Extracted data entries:
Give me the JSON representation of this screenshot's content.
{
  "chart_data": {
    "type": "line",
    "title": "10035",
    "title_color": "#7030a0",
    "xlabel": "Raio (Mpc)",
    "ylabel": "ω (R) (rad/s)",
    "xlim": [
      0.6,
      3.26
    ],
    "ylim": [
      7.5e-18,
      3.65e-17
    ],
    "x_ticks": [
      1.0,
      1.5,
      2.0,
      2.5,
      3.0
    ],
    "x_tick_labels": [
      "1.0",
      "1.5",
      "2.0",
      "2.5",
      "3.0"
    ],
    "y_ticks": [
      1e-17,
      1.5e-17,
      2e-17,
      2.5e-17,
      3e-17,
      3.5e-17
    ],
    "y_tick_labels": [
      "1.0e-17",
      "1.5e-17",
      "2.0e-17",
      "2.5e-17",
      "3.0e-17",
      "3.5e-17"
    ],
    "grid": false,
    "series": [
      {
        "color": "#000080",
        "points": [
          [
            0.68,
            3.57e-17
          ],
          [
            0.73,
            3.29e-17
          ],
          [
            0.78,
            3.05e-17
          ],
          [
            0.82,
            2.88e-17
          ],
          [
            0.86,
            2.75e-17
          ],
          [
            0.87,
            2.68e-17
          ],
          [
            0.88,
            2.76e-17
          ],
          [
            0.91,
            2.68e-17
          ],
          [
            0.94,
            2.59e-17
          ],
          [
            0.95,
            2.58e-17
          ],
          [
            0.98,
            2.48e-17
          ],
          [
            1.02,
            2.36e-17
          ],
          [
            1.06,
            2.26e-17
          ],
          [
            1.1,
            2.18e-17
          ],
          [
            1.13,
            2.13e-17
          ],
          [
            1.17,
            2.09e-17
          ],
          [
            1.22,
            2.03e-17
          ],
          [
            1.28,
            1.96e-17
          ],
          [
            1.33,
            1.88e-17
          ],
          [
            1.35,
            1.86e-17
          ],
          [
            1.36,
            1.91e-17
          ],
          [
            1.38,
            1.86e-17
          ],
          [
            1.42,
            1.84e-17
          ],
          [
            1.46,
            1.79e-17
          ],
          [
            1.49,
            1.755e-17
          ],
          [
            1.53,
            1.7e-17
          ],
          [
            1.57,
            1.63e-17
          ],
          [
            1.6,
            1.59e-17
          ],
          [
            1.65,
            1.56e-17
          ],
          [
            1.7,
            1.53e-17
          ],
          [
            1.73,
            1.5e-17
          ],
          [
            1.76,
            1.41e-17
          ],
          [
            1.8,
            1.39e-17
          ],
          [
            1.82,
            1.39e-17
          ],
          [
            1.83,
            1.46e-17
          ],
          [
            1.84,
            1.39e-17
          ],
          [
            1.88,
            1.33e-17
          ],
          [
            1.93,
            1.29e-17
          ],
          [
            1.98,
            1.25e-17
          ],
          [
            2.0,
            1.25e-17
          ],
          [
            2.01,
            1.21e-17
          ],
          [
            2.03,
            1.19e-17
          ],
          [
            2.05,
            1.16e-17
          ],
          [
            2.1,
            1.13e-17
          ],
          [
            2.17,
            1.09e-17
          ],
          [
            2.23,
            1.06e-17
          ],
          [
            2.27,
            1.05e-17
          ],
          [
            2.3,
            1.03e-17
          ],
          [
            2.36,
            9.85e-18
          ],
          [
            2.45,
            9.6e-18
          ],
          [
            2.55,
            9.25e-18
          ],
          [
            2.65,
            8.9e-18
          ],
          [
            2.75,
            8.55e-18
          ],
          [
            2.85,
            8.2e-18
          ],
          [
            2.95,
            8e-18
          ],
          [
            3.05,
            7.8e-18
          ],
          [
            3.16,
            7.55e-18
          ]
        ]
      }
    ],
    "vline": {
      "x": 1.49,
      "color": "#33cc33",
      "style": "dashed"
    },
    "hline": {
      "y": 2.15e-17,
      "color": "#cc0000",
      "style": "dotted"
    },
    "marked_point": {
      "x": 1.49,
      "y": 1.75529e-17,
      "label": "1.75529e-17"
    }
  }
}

TASK PROMPT => Retype the records that precede this task, keeping them exactly the same.

OUTPUT OF THE EXERCISE =>
Give me the JSON representation of this screenshot's content.
{
  "chart_data": {
    "type": "line",
    "title": "10035",
    "title_color": "#7030a0",
    "xlabel": "Raio (Mpc)",
    "ylabel": "ω (R) (rad/s)",
    "xlim": [
      0.6,
      3.26
    ],
    "ylim": [
      7.5e-18,
      3.65e-17
    ],
    "x_ticks": [
      1.0,
      1.5,
      2.0,
      2.5,
      3.0
    ],
    "x_tick_labels": [
      "1.0",
      "1.5",
      "2.0",
      "2.5",
      "3.0"
    ],
    "y_ticks": [
      1e-17,
      1.5e-17,
      2e-17,
      2.5e-17,
      3e-17,
      3.5e-17
    ],
    "y_tick_labels": [
      "1.0e-17",
      "1.5e-17",
      "2.0e-17",
      "2.5e-17",
      "3.0e-17",
      "3.5e-17"
    ],
    "grid": false,
    "series": [
      {
        "color": "#000080",
        "points": [
          [
            0.68,
            3.57e-17
          ],
          [
            0.73,
            3.29e-17
          ],
          [
            0.78,
            3.05e-17
          ],
          [
            0.82,
            2.88e-17
          ],
          [
            0.86,
            2.75e-17
          ],
          [
            0.87,
            2.68e-17
          ],
          [
            0.88,
            2.76e-17
          ],
          [
            0.91,
            2.68e-17
          ],
          [
            0.94,
            2.59e-17
          ],
          [
            0.95,
            2.58e-17
          ],
          [
            0.98,
            2.48e-17
          ],
          [
            1.02,
            2.36e-17
          ],
          [
            1.06,
            2.26e-17
          ],
          [
            1.1,
            2.18e-17
          ],
          [
            1.13,
            2.13e-17
          ],
          [
            1.17,
            2.09e-17
          ],
          [
            1.22,
            2.03e-17
          ],
          [
            1.28,
            1.96e-17
          ],
          [
            1.33,
            1.88e-17
          ],
          [
            1.35,
            1.86e-17
          ],
          [
            1.36,
            1.91e-17
          ],
          [
            1.38,
            1.86e-17
          ],
          [
            1.42,
            1.84e-17
          ],
          [
            1.46,
            1.79e-17
          ],
          [
            1.49,
            1.755e-17
          ],
          [
            1.53,
            1.7e-17
          ],
          [
            1.57,
            1.63e-17
          ],
          [
            1.6,
            1.59e-17
          ],
          [
            1.65,
            1.56e-17
          ],
          [
            1.7,
            1.53e-17
          ],
          [
            1.73,
            1.5e-17
          ],
          [
            1.76,
            1.41e-17
          ],
          [
            1.8,
            1.39e-17
          ],
          [
            1.82,
            1.39e-17
          ],
          [
            1.83,
            1.46e-17
          ],
          [
            1.84,
            1.39e-17
          ],
          [
            1.88,
            1.33e-17
          ],
          [
            1.93,
            1.29e-17
          ],
          [
            1.98,
            1.25e-17
          ],
          [
            2.0,
            1.25e-17
          ],
          [
            2.01,
            1.21e-17
          ],
          [
            2.03,
            1.19e-17
          ],
          [
            2.05,
            1.16e-17
          ],
          [
            2.1,
            1.13e-17
          ],
          [
            2.17,
            1.09e-17
          ],
          [
            2.23,
            1.06e-17
          ],
          [
            2.27,
            1.05e-17
          ],
          [
            2.3,
            1.03e-17
          ],
          [
            2.36,
            9.85e-18
          ],
          [
            2.45,
            9.6e-18
          ],
          [
            2.55,
            9.25e-18
          ],
          [
            2.65,
            8.9e-18
          ],
          [
            2.75,
            8.55e-18
          ],
          [
            2.85,
            8.2e-18
          ],
          [
            2.95,
            8e-18
          ],
          [
            3.05,
            7.8e-18
          ],
          [
            3.16,
            7.55e-18
          ]
        ]
      }
    ],
    "vline": {
      "x": 1.49,
      "color": "#33cc33",
      "style": "dashed"
    },
    "hline": {
      "y": 2.15e-17,
      "color": "#cc0000",
      "style": "dotted"
    },
    "marked_point": {
      "x": 1.49,
      "y": 1.75529e-17,
      "label": "1.75529e-17"
    }
  }
}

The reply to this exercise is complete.